Problem
When you retype the data, keep every line exactly as it appears.
<<<<
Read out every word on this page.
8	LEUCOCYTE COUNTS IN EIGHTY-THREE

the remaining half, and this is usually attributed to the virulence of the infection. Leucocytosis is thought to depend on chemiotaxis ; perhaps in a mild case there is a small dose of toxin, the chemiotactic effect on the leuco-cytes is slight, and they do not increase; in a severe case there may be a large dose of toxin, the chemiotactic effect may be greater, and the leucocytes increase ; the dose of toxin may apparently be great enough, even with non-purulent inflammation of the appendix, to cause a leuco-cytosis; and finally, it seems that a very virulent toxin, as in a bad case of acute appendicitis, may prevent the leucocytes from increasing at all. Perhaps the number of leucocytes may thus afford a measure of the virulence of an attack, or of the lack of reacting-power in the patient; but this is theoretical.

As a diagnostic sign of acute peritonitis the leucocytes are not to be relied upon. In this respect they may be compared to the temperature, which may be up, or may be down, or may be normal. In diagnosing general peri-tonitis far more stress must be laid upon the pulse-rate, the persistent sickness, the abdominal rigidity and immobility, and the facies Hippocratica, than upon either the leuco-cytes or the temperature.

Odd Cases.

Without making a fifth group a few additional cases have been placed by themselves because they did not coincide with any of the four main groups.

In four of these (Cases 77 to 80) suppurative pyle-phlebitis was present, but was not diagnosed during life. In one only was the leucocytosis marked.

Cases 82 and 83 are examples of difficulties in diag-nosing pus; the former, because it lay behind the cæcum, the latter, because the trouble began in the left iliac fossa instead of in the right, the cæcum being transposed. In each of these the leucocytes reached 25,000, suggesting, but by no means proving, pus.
>>>>
Exercise answer
Read out every word on this page.
8	LEUCOCYTE COUNTS IN EIGHTY-THREE

the remaining half, and this is usually attributed to the virulence of the infection. Leucocytosis is thought to depend on chemiotaxis ; perhaps in a mild case there is a small dose of toxin, the chemiotactic effect on the leuco-cytes is slight, and they do not increase; in a severe case there may be a large dose of toxin, the chemiotactic effect may be greater, and the leucocytes increase ; the dose of toxin may apparently be great enough, even with non-purulent inflammation of the appendix, to cause a leuco-cytosis; and finally, it seems that a very virulent toxin, as in a bad case of acute appendicitis, may prevent the leucocytes from increasing at all. Perhaps the number of leucocytes may thus afford a measure of the virulence of an attack, or of the lack of reacting-power in the patient; but this is theoretical.

As a diagnostic sign of acute peritonitis the leucocytes are not to be relied upon. In this respect they may be compared to the temperature, which may be up, or may be down, or may be normal. In diagnosing general peri-tonitis far more stress must be laid upon the pulse-rate, the persistent sickness, the abdominal rigidity and immobility, and the facies Hippocratica, than upon either the leuco-cytes or the temperature.

Odd Cases.

Without making a fifth group a few additional cases have been placed by themselves because they did not coincide with any of the four main groups.

In four of these (Cases 77 to 80) suppurative pyle-phlebitis was present, but was not diagnosed during life. In one only was the leucocytosis marked.

Cases 82 and 83 are examples of difficulties in diag-nosing pus; the former, because it lay behind the cæcum, the latter, because the trouble began in the left iliac fossa instead of in the right, the cæcum being transposed. In each of these the leucocytes reached 25,000, suggesting, but by no means proving, pus.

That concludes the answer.